# Jackson Lake Pot Tournament 4/11/09



## anglerEd (Mar 29, 2009)

Sign up for the next Jackson Lake Pot Tournament @ Lake Oconee. Thats right, we are mostly fishing Jackson Lake, but not exclusively. View the details and register at:

http://lakejacksonpottournaments.tripod.com/index.html

Join us April 11 for the 2nd tournament of our 8 event  Spring/Summer series.    

In addition to 1 in 5 payback, big fish pots, and a Classic pot, we are in points competition for three free rides in our 2 day July Classic. Just $40 puts you in the game, so don't let the fun and friendly competition go down without you.

Use this thread for all subjects related to our past or future event. Planning to fish the next one? Let us know here and register at the web site. 

Thanks again to everyone for fishing


----------



## Bnathanb1982 (Mar 29, 2009)

*Date*

Whats up with 11/22/08 date on the top of the post Ed?  I'm glad we are going to oconee next.  It should be a good tournament.


----------



## Marks500 (Mar 29, 2009)

Yeah Change the Date...lol... Anyways List the Ramp we are putting in at... I think its the GA power Ramp across From Sugar Creek.


----------



## fishdoc (Mar 29, 2009)

4-11-09 Lake Oconee, safe light till 3:30. Sugar Creek, Georgia Power ramp. $40 entry we are going to go up $5 to cover expences accured during the season and end of the year supplies , such as the Big ck and other give aways. Thank you for the support any questions pm me .Mike


----------



## Bnathanb1982 (Mar 29, 2009)

*Mike*



fishdoc said:


> 3-11-09 Lake Oconee, safe light till 3:30. Sugar Creek, Georgia Power ramp. $40 entry we are going to go up $5 to cover expences accured during the season and end of the year supplies , such as the Big ck and other give aways. Thank you for the support any questions pm me .Mike



Mike I think you meant 4/11/09.


----------



## RandyS (Mar 29, 2009)

fishdoc said:


> 3-11-09 Lake Oconee, safe light till 3:30. Sugar Creek, Georgia Power ramp. $40 entry we are going to go up $5 to cover expences accured during the season and end of the year supplies , such as the Big ck and other give aways. Thank you for the support any questions pm me .Mike



Yall keep trying eventually someone is bound to get the date right How 'bout 4-11-09.


----------



## fishdoc (Mar 30, 2009)

I think weve fished to much and all the #s are rolling together!!! Dont forget to preregister for the next event.   http://lakejacksonpottournaments.tripod.com/


----------



## sheetsrep (Mar 30, 2009)

Can't wait. I'm sure we will have an early spring snow storm!


----------



## fishdoc (Mar 31, 2009)

Not funny!!!lol Extreme pot tournys..........


----------



## anglerEd (Mar 31, 2009)

No way we will have bad weather for this one. Shorts and flip flops for sure. Im keeping my fingers crossed anyway.

(WHAT YOU SHOULD DO): In the forum thread on the Jackson Lake pot tournament, write out the passage from "## anglerEd (Mar 29, 2009)" to "down without you.", substituting "Championship" for "Classic". The material that follows has no connection to the forum thread on the Jackson Lake pot tournament.

(DATASET EXCERPT):
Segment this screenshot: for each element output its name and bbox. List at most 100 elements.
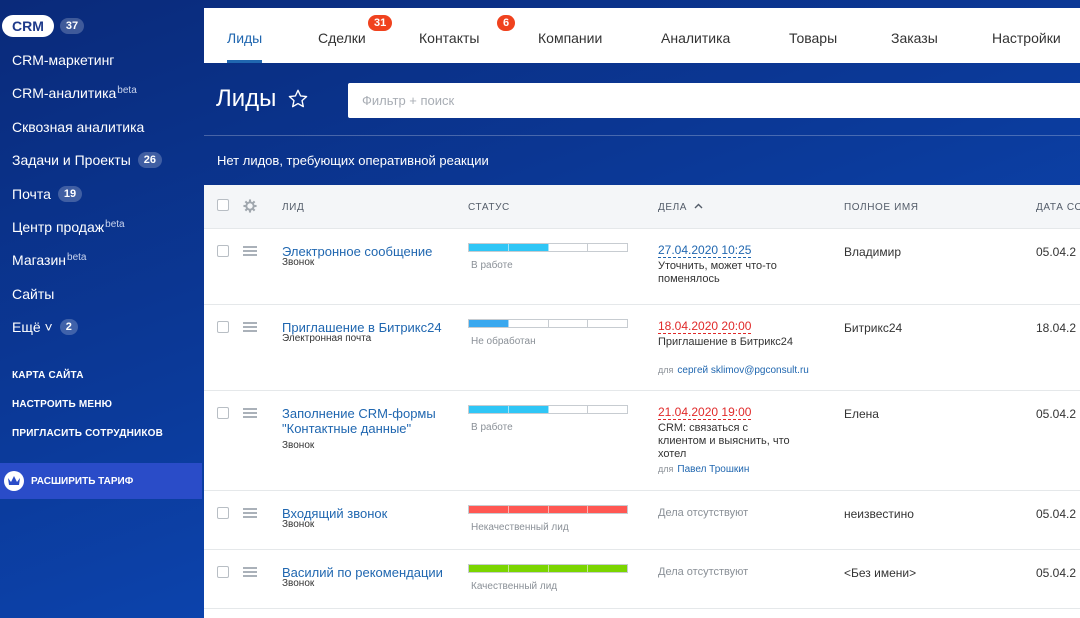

(REPLY TO THE TASK):
## anglerEd (Mar 29, 2009)

Sign up for the next Jackson Lake Pot Tournament @ Lake Oconee. Thats right, we are mostly fishing Jackson Lake, but not exclusively. View the details and register at:

http://lakejacksonpottournaments.tripod.com/index.html

Join us April 11 for the 2nd tournament of our 8 event  Spring/Summer series.    

In addition to 1 in 5 payback, big fish pots, and a Championship pot, we are in points competition for three free rides in our 2 day July Championship. Just $40 puts you in the game, so don't let the fun and friendly competition go down without you.